## Exercise details
Extract each line where the string "women" shows up.

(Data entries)
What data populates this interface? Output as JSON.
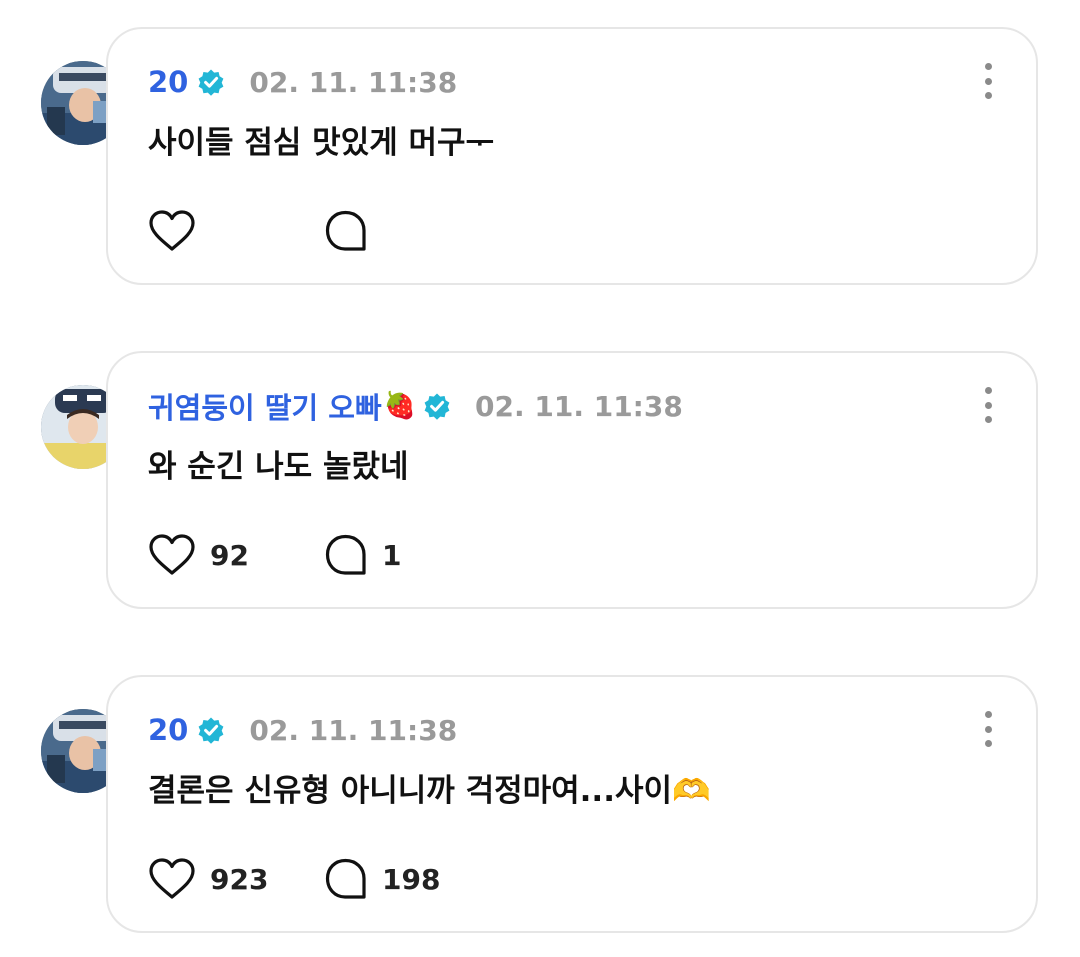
{
  "comments": [
    {
      "author": "20",
      "author_emoji": "",
      "verified": true,
      "timestamp": "02. 11. 11:38",
      "text": "사이들 점심 맛있게 머구ᅮ",
      "likes": "",
      "replies": ""
    },
    {
      "author": "귀염둥이 딸기 오빠",
      "author_emoji": "🍓",
      "verified": true,
      "timestamp": "02. 11. 11:38",
      "text": "와 순긴 나도 놀랐네",
      "likes": "92",
      "replies": "1"
    },
    {
      "author": "20",
      "author_emoji": "",
      "verified": true,
      "timestamp": "02. 11. 11:38",
      "text": "결론은 신유형 아니니까 걱정마여...사이🫶",
      "likes": "923",
      "replies": "198"
    }
  ],
  "icons": {
    "verified": "verified-badge-icon",
    "like": "heart-icon",
    "reply": "speech-bubble-icon",
    "more": "more-vertical-icon"
  },
  "colors": {
    "author_name": "#2f62e0",
    "verified_badge": "#22b6d6",
    "timestamp": "#9a9a9a",
    "card_border": "#e6e6e6"
  }
}
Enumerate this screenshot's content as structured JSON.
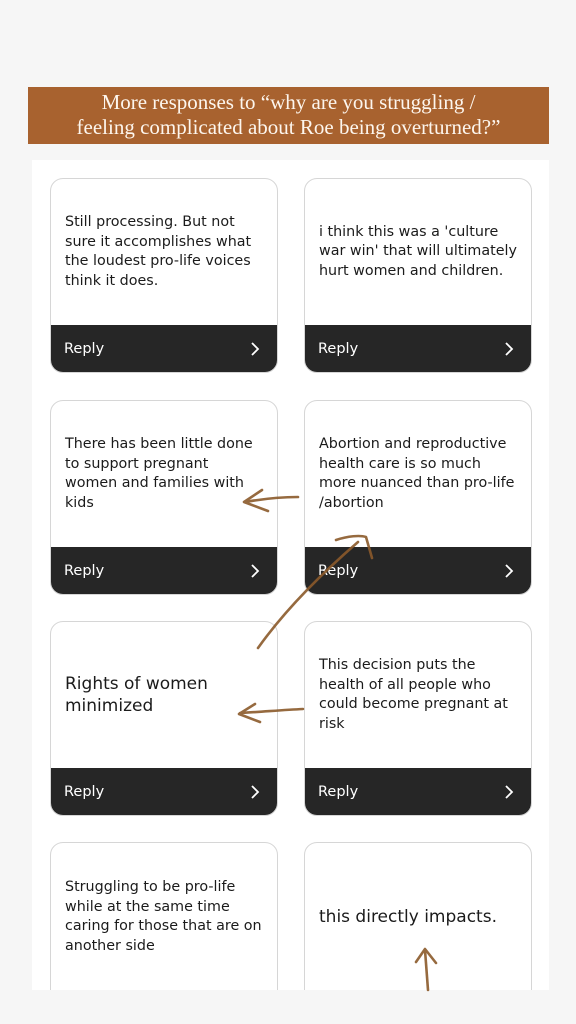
{
  "header": {
    "line1": "More responses to “why are you struggling /",
    "line2": "feeling complicated about Roe being overturned?”"
  },
  "colors": {
    "banner_bg": "#a8622f",
    "reply_bar": "#262626",
    "arrow_ink": "#8b5a2b"
  },
  "reply_label": "Reply",
  "cards": [
    {
      "text": "Still processing. But not sure it accomplishes what the loudest pro-life voices think it does."
    },
    {
      "text": "i think this was a 'culture war win' that will ultimately hurt women and children."
    },
    {
      "text": "There has been little done to support pregnant women and families with kids"
    },
    {
      "text": "Abortion and reproductive health care is so much more nuanced than pro-life /abortion"
    },
    {
      "text": "Rights of women minimized"
    },
    {
      "text": "This decision puts the health of all people who could become pregnant at risk"
    },
    {
      "text": "Struggling to be pro-life while at the same time caring for those that are on another side"
    },
    {
      "text": "this directly impacts."
    }
  ],
  "icons": {
    "reply_chevron": "chevron-right-icon",
    "annotation": "hand-drawn-arrow-icon"
  }
}
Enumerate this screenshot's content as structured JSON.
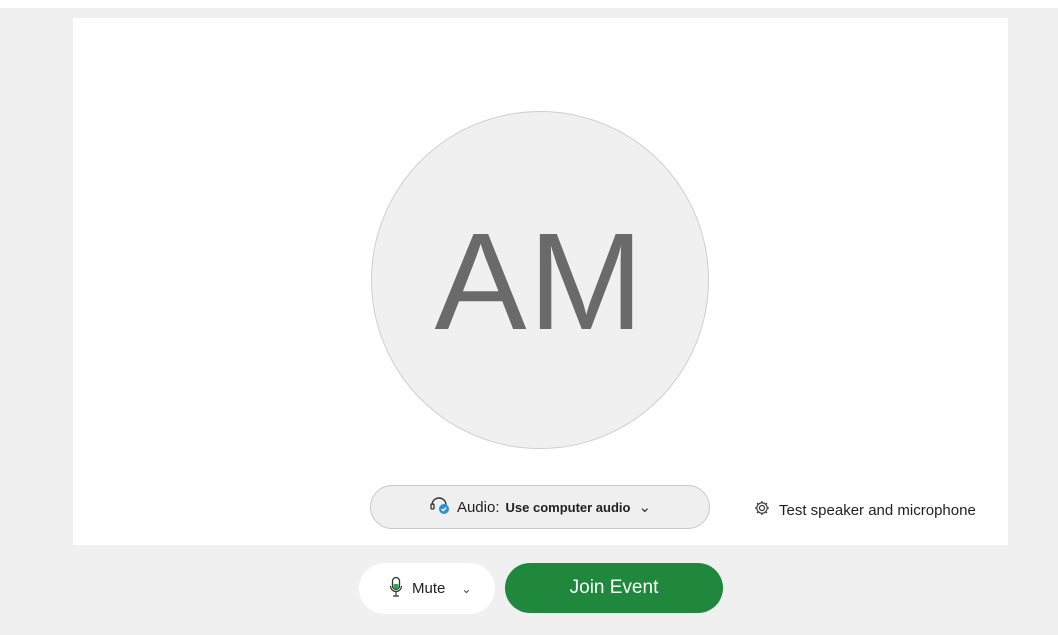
{
  "avatar": {
    "initials": "AM"
  },
  "audio": {
    "prefix": "Audio: ",
    "value": "Use computer audio",
    "chevron": "⌄"
  },
  "test": {
    "label": "Test speaker and microphone"
  },
  "mute": {
    "label": "Mute",
    "chevron": "⌄"
  },
  "join": {
    "label": "Join Event"
  },
  "colors": {
    "join_green": "#1f883d",
    "mic_green": "#2aa84a",
    "audio_badge_blue": "#2b8fd6"
  },
  "icons": {
    "audio": "headset-check-icon",
    "settings": "gear-icon",
    "mic": "microphone-icon"
  }
}
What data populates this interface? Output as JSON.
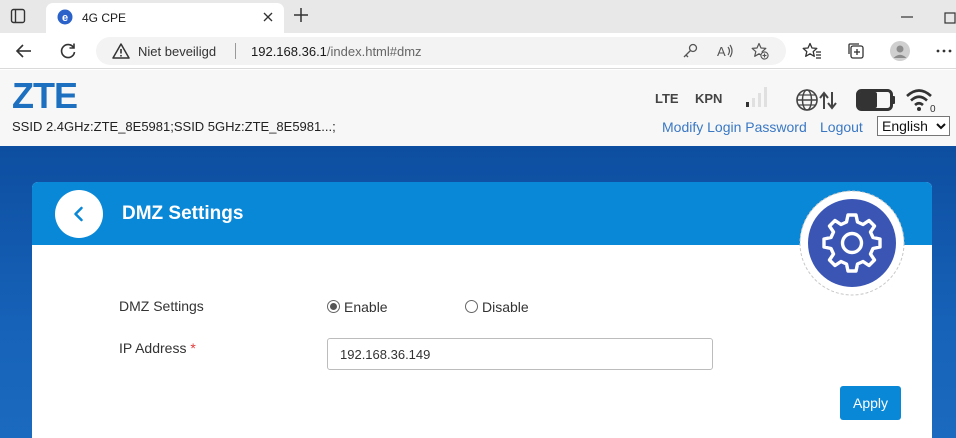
{
  "browser": {
    "tab_title": "4G CPE",
    "security_text": "Niet beveiligd",
    "url_host": "192.168.36.1",
    "url_path": "/index.html#dmz"
  },
  "router": {
    "logo": "ZTE",
    "ssid": "SSID 2.4GHz:ZTE_8E5981;SSID 5GHz:ZTE_8E5981...;",
    "network_type": "LTE",
    "operator": "KPN",
    "wifi_clients": "0",
    "modify_password_label": "Modify Login Password",
    "logout_label": "Logout",
    "language": "English"
  },
  "dmz": {
    "title": "DMZ Settings",
    "settings_label": "DMZ Settings",
    "enable_label": "Enable",
    "disable_label": "Disable",
    "selected": "Enable",
    "ip_label": "IP Address",
    "required_mark": "*",
    "ip_value": "192.168.36.149",
    "apply_label": "Apply"
  },
  "colors": {
    "brand_blue": "#1d6fbf",
    "header_blue": "#0a88d8",
    "page_blue": "#0d4ea0",
    "link_blue": "#3a78c4"
  },
  "icons": [
    "window-menu-icon",
    "tab-favicon-icon",
    "close-icon",
    "plus-icon",
    "minimize-icon",
    "restore-icon",
    "back-arrow-icon",
    "refresh-icon",
    "warning-icon",
    "key-icon",
    "read-aloud-icon",
    "add-favorite-icon",
    "favorites-icon",
    "collections-icon",
    "profile-icon",
    "more-icon",
    "signal-icon",
    "globe-transfer-icon",
    "battery-icon",
    "wifi-icon",
    "chevron-left-icon",
    "gear-icon"
  ]
}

## Exercise answer
      "text": "i think this was a 'culture war win' that will ultimately hurt women and children."
      "text": "There has been little done to support pregnant women and families with kids"
      "text": "Rights of women minimized"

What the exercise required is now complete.